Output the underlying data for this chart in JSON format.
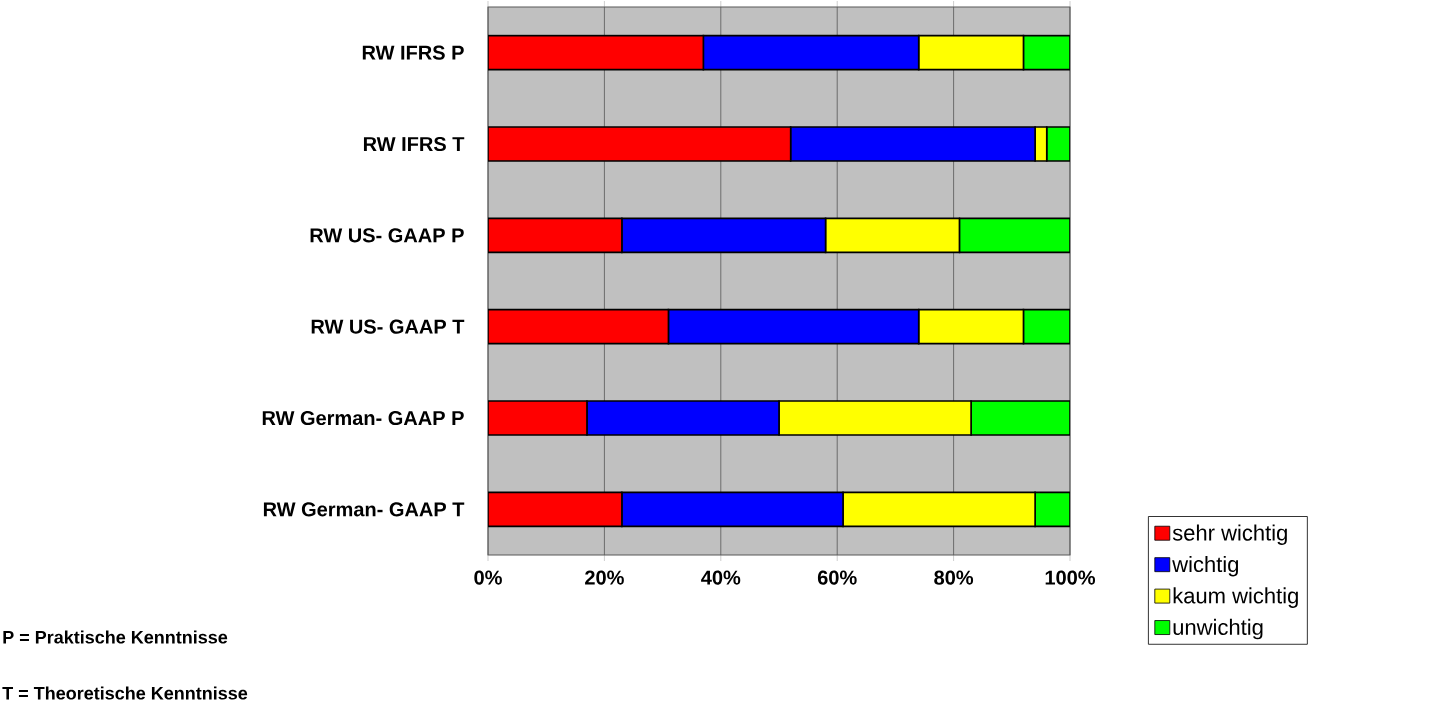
{
  "chart_data": {
    "type": "bar",
    "orientation": "horizontal",
    "stacked": true,
    "categories": [
      "RW IFRS P",
      "RW IFRS T",
      "RW US- GAAP P",
      "RW US- GAAP T",
      "RW German- GAAP P",
      "RW German- GAAP T"
    ],
    "series": [
      {
        "name": "sehr wichtig",
        "color": "#ff0000",
        "values": [
          37,
          52,
          23,
          31,
          17,
          23
        ]
      },
      {
        "name": "wichtig",
        "color": "#0000ff",
        "values": [
          37,
          42,
          35,
          43,
          33,
          38
        ]
      },
      {
        "name": "kaum wichtig",
        "color": "#ffff00",
        "values": [
          18,
          2,
          23,
          18,
          33,
          33
        ]
      },
      {
        "name": "unwichtig",
        "color": "#00ff00",
        "values": [
          8,
          4,
          19,
          8,
          17,
          6
        ]
      }
    ],
    "xlim": [
      0,
      100
    ],
    "xticks": [
      {
        "value": 0,
        "label": "0%"
      },
      {
        "value": 20,
        "label": "20%"
      },
      {
        "value": 40,
        "label": "40%"
      },
      {
        "value": 60,
        "label": "60%"
      },
      {
        "value": 80,
        "label": "80%"
      },
      {
        "value": 100,
        "label": "100%"
      }
    ],
    "grid": "x",
    "legend": "bottom right",
    "annotations": [
      "P = Praktische Kenntnisse",
      "T = Theoretische Kenntnisse"
    ]
  }
}
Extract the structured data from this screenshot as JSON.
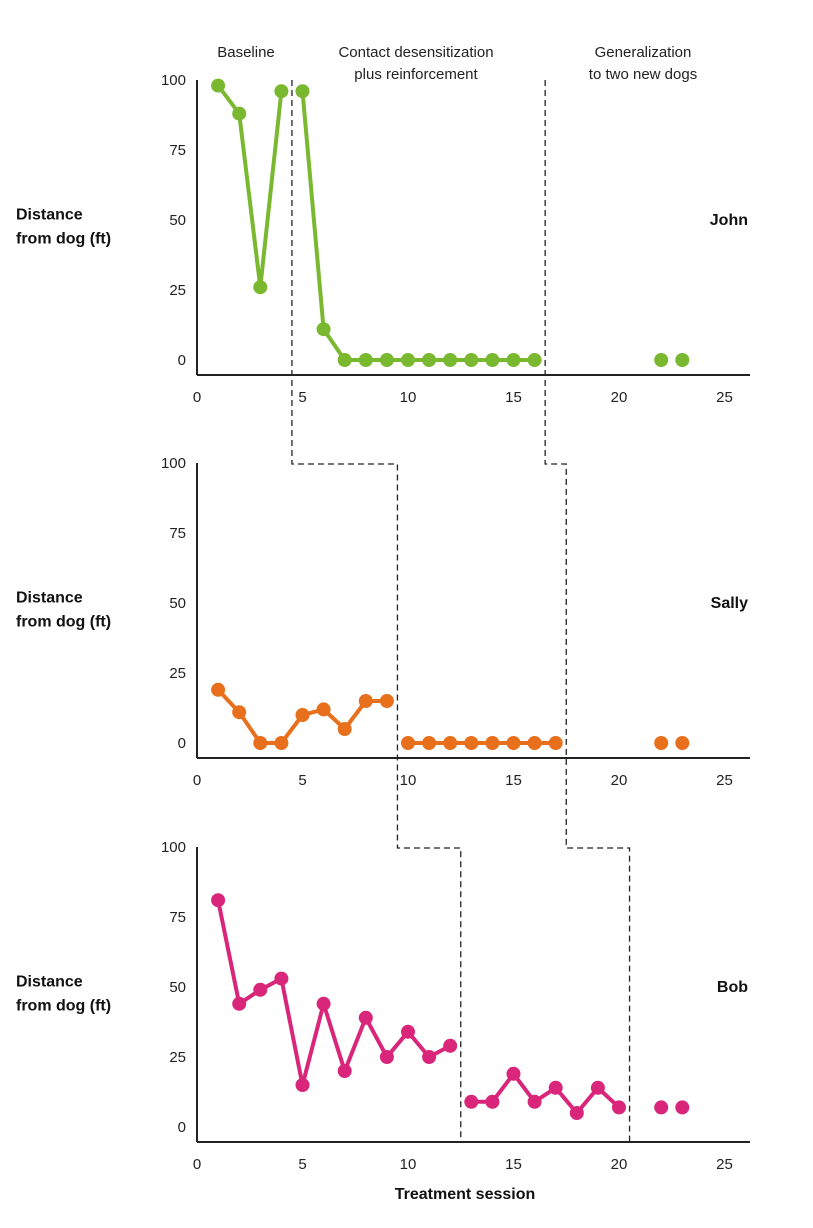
{
  "chart_data": {
    "type": "line",
    "xlabel": "Treatment session",
    "ylabel_lines": [
      "Distance",
      "from dog (ft)"
    ],
    "xlim": [
      0,
      25
    ],
    "ylim": [
      0,
      100
    ],
    "xticks": [
      0,
      5,
      10,
      15,
      20,
      25
    ],
    "yticks": [
      0,
      25,
      50,
      75,
      100
    ],
    "phases": [
      {
        "lines": [
          "Baseline"
        ]
      },
      {
        "lines": [
          "Contact desensitization",
          "plus reinforcement"
        ]
      },
      {
        "lines": [
          "Generalization",
          "to two new dogs"
        ]
      }
    ],
    "panels": [
      {
        "participant": "John",
        "color": "#7ab830",
        "phase_change_after": [
          4.5,
          16.5
        ],
        "segments": [
          [
            [
              1,
              98
            ],
            [
              2,
              88
            ],
            [
              3,
              26
            ],
            [
              4,
              96
            ]
          ],
          [
            [
              5,
              96
            ],
            [
              6,
              11
            ],
            [
              7,
              0
            ],
            [
              8,
              0
            ],
            [
              9,
              0
            ],
            [
              10,
              0
            ],
            [
              11,
              0
            ],
            [
              12,
              0
            ],
            [
              13,
              0
            ],
            [
              14,
              0
            ],
            [
              15,
              0
            ],
            [
              16,
              0
            ]
          ],
          [
            [
              22,
              0
            ]
          ],
          [
            [
              23,
              0
            ]
          ]
        ]
      },
      {
        "participant": "Sally",
        "color": "#e8701d",
        "phase_change_after": [
          9.5,
          17.5
        ],
        "segments": [
          [
            [
              1,
              19
            ],
            [
              2,
              11
            ],
            [
              3,
              0
            ],
            [
              4,
              0
            ],
            [
              5,
              10
            ],
            [
              6,
              12
            ],
            [
              7,
              5
            ],
            [
              8,
              15
            ],
            [
              9,
              15
            ]
          ],
          [
            [
              10,
              0
            ],
            [
              11,
              0
            ],
            [
              12,
              0
            ],
            [
              13,
              0
            ],
            [
              14,
              0
            ],
            [
              15,
              0
            ],
            [
              16,
              0
            ],
            [
              17,
              0
            ]
          ],
          [
            [
              22,
              0
            ]
          ],
          [
            [
              23,
              0
            ]
          ]
        ]
      },
      {
        "participant": "Bob",
        "color": "#d9267a",
        "phase_change_after": [
          12.5,
          20.5
        ],
        "segments": [
          [
            [
              1,
              81
            ],
            [
              2,
              44
            ],
            [
              3,
              49
            ],
            [
              4,
              53
            ],
            [
              5,
              15
            ],
            [
              6,
              44
            ],
            [
              7,
              20
            ],
            [
              8,
              39
            ],
            [
              9,
              25
            ],
            [
              10,
              34
            ],
            [
              11,
              25
            ],
            [
              12,
              29
            ]
          ],
          [
            [
              13,
              9
            ],
            [
              14,
              9
            ],
            [
              15,
              19
            ],
            [
              16,
              9
            ],
            [
              17,
              14
            ],
            [
              18,
              5
            ],
            [
              19,
              14
            ],
            [
              20,
              7
            ]
          ],
          [
            [
              22,
              7
            ]
          ],
          [
            [
              23,
              7
            ]
          ]
        ]
      }
    ]
  }
}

···

** Exercise task **
Pictures don't belong in the copy. Restate all the entries exactly.

** Output below **
Output the underlying data for this chart in JSON format.
{
  "chart_data": {
    "type": "bar",
    "orientation": "horizontal",
    "stacked": true,
    "categories": [
      "RW IFRS P",
      "RW IFRS T",
      "RW US- GAAP P",
      "RW US- GAAP T",
      "RW German- GAAP P",
      "RW German- GAAP T"
    ],
    "series": [
      {
        "name": "sehr wichtig",
        "color": "#ff0000",
        "values": [
          37,
          52,
          23,
          31,
          17,
          23
        ]
      },
      {
        "name": "wichtig",
        "color": "#0000ff",
        "values": [
          37,
          42,
          35,
          43,
          33,
          38
        ]
      },
      {
        "name": "kaum wichtig",
        "color": "#ffff00",
        "values": [
          18,
          2,
          23,
          18,
          33,
          33
        ]
      },
      {
        "name": "unwichtig",
        "color": "#00ff00",
        "values": [
          8,
          4,
          19,
          8,
          17,
          6
        ]
      }
    ],
    "xlim": [
      0,
      100
    ],
    "xticks": [
      {
        "value": 0,
        "label": "0%"
      },
      {
        "value": 20,
        "label": "20%"
      },
      {
        "value": 40,
        "label": "40%"
      },
      {
        "value": 60,
        "label": "60%"
      },
      {
        "value": 80,
        "label": "80%"
      },
      {
        "value": 100,
        "label": "100%"
      }
    ],
    "grid": "x",
    "legend": "bottom right",
    "annotations": [
      "P = Praktische Kenntnisse",
      "T = Theoretische Kenntnisse"
    ]
  }
}
Extract the structured data from this screenshot as JSON.
{
  "chart_data": {
    "type": "line",
    "xlabel": "Treatment session",
    "ylabel_lines": [
      "Distance",
      "from dog (ft)"
    ],
    "xlim": [
      0,
      25
    ],
    "ylim": [
      0,
      100
    ],
    "xticks": [
      0,
      5,
      10,
      15,
      20,
      25
    ],
    "yticks": [
      0,
      25,
      50,
      75,
      100
    ],
    "phases": [
      {
        "lines": [
          "Baseline"
        ]
      },
      {
        "lines": [
          "Contact desensitization",
          "plus reinforcement"
        ]
      },
      {
        "lines": [
          "Generalization",
          "to two new dogs"
        ]
      }
    ],
    "panels": [
      {
        "participant": "John",
        "color": "#7ab830",
        "phase_change_after": [
          4.5,
          16.5
        ],
        "segments": [
          [
            [
              1,
              98
            ],
            [
              2,
              88
            ],
            [
              3,
              26
            ],
            [
              4,
              96
            ]
          ],
          [
            [
              5,
              96
            ],
            [
              6,
              11
            ],
            [
              7,
              0
            ],
            [
              8,
              0
            ],
            [
              9,
              0
            ],
            [
              10,
              0
            ],
            [
              11,
              0
            ],
            [
              12,
              0
            ],
            [
              13,
              0
            ],
            [
              14,
              0
            ],
            [
              15,
              0
            ],
            [
              16,
              0
            ]
          ],
          [
            [
              22,
              0
            ]
          ],
          [
            [
              23,
              0
            ]
          ]
        ]
      },
      {
        "participant": "Sally",
        "color": "#e8701d",
        "phase_change_after": [
          9.5,
          17.5
        ],
        "segments": [
          [
            [
              1,
              19
            ],
            [
              2,
              11
            ],
            [
              3,
              0
            ],
            [
              4,
              0
            ],
            [
              5,
              10
            ],
            [
              6,
              12
            ],
            [
              7,
              5
            ],
            [
              8,
              15
            ],
            [
              9,
              15
            ]
          ],
          [
            [
              10,
              0
            ],
            [
              11,
              0
            ],
            [
              12,
              0
            ],
            [
              13,
              0
            ],
            [
              14,
              0
            ],
            [
              15,
              0
            ],
            [
              16,
              0
            ],
            [
              17,
              0
            ]
          ],
          [
            [
              22,
              0
            ]
          ],
          [
            [
              23,
              0
            ]
          ]
        ]
      },
      {
        "participant": "Bob",
        "color": "#d9267a",
        "phase_change_after": [
          12.5,
          20.5
        ],
        "segments": [
          [
            [
              1,
              81
            ],
            [
              2,
              44
            ],
            [
              3,
              49
            ],
            [
              4,
              53
            ],
            [
              5,
              15
            ],
            [
              6,
              44
            ],
            [
              7,
              20
            ],
            [
              8,
              39
            ],
            [
              9,
              25
            ],
            [
              10,
              34
            ],
            [
              11,
              25
            ],
            [
              12,
              29
            ]
          ],
          [
            [
              13,
              9
            ],
            [
              14,
              9
            ],
            [
              15,
              19
            ],
            [
              16,
              9
            ],
            [
              17,
              14
            ],
            [
              18,
              5
            ],
            [
              19,
              14
            ],
            [
              20,
              7
            ]
          ],
          [
            [
              22,
              7
            ]
          ],
          [
            [
              23,
              7
            ]
          ]
        ]
      }
    ]
  }
}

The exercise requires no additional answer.